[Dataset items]
┏━━
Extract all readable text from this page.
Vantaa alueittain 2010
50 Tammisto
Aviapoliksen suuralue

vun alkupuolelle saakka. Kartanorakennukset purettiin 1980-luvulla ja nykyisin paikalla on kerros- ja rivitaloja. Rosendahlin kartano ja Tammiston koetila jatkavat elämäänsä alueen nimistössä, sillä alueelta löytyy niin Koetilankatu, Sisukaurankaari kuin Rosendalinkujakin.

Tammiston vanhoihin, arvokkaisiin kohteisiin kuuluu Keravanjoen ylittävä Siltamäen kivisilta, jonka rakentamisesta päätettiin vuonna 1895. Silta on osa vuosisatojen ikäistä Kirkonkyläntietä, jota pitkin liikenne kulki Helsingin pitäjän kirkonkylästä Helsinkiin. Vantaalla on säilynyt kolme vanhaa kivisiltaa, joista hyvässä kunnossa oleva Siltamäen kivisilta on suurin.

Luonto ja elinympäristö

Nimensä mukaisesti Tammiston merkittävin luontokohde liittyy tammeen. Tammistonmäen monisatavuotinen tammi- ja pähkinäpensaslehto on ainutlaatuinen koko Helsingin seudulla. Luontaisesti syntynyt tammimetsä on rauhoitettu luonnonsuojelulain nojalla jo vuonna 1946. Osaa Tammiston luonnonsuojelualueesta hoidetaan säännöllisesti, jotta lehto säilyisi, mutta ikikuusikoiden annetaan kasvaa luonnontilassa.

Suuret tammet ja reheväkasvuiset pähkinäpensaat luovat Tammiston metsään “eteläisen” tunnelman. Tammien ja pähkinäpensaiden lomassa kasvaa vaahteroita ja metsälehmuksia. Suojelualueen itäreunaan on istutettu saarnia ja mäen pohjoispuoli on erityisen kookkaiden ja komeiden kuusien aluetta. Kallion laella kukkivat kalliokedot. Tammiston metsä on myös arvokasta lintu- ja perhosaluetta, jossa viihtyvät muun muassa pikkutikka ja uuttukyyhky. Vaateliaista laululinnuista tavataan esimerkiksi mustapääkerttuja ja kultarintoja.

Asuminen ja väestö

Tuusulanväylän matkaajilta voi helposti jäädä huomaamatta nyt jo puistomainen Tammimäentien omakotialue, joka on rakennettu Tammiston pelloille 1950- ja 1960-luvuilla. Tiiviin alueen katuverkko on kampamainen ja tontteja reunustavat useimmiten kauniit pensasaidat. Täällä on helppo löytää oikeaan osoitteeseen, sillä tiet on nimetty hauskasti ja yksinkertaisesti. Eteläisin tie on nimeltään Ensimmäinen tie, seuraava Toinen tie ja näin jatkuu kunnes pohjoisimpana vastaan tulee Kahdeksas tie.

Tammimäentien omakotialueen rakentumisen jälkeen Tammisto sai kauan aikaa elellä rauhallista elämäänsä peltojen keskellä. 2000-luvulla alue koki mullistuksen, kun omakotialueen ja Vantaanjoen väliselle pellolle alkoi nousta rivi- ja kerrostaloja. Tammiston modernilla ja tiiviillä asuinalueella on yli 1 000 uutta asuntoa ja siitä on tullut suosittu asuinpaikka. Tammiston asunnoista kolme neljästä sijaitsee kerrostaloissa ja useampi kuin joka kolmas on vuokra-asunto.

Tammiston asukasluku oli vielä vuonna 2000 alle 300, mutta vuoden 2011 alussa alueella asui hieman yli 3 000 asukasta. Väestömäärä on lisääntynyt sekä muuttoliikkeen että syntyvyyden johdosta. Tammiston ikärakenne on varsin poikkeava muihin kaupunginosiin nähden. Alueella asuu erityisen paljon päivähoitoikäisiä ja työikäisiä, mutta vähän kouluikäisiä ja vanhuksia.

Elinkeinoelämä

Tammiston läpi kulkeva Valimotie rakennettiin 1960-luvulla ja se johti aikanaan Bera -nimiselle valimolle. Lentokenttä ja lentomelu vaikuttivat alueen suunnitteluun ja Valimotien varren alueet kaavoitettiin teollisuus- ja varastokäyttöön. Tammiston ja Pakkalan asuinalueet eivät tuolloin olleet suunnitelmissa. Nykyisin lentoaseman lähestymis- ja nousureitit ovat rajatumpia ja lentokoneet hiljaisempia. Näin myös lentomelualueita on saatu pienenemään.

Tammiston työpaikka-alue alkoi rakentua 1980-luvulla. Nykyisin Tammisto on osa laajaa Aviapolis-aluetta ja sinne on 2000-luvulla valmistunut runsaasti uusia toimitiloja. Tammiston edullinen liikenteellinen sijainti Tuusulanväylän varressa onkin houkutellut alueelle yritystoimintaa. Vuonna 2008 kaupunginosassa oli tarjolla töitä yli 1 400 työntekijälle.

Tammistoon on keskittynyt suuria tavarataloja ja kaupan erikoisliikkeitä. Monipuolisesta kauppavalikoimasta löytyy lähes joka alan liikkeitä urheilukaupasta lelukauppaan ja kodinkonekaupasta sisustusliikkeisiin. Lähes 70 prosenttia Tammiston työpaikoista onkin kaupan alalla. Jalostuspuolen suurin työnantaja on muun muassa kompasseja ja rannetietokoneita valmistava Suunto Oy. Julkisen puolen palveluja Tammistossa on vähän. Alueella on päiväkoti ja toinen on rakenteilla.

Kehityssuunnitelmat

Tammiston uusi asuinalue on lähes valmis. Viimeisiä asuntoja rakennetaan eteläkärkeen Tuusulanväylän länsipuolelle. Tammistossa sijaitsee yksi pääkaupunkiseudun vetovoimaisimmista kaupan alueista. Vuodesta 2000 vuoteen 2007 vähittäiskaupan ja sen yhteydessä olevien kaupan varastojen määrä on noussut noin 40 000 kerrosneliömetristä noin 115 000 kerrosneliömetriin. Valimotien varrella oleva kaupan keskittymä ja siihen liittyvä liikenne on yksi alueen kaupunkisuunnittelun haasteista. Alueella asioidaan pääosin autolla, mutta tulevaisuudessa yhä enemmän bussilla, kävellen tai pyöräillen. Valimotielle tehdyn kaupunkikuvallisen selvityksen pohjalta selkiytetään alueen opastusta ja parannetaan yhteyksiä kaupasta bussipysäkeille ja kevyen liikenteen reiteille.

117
┗━━
**Exercise brief:** Each line above that includes "Tammimäentien" should be shown.

**Exercise response:**
Tuusulanväylän matkaajilta voi helposti jäädä huomaamatta nyt jo puistomainen Tammimäentien omakotialue, joka on rakennettu Tammiston pelloille 1950- ja 1960-luvuilla. Tiiviin alueen katuverkko on kampamainen ja tontteja reunustavat useimmiten kauniit pensasaidat. Täällä on helppo löytää oikeaan osoitteeseen, sillä tiet on nimetty hauskasti ja yksinkertaisesti. Eteläisin tie on nimeltään Ensimmäinen tie, seuraava Toinen tie ja näin jatkuu kunnes pohjoisimpana vastaan tulee Kahdeksas tie.
Tammimäentien omakotialueen rakentumisen jälkeen Tammisto sai kauan aikaa elellä rauhallista elämäänsä peltojen keskellä. 2000-luvulla alue koki mullistuksen, kun omakotialueen ja Vantaanjoen väliselle pellolle alkoi nousta rivi- ja kerrostaloja. Tammiston modernilla ja tiiviillä asuinalueella on yli 1 000 uutta asuntoa ja siitä on tullut suosittu asuinpaikka. Tammiston asunnoista kolme neljästä sijaitsee kerrostaloissa ja useampi kuin joka kolmas on vuokra-asunto.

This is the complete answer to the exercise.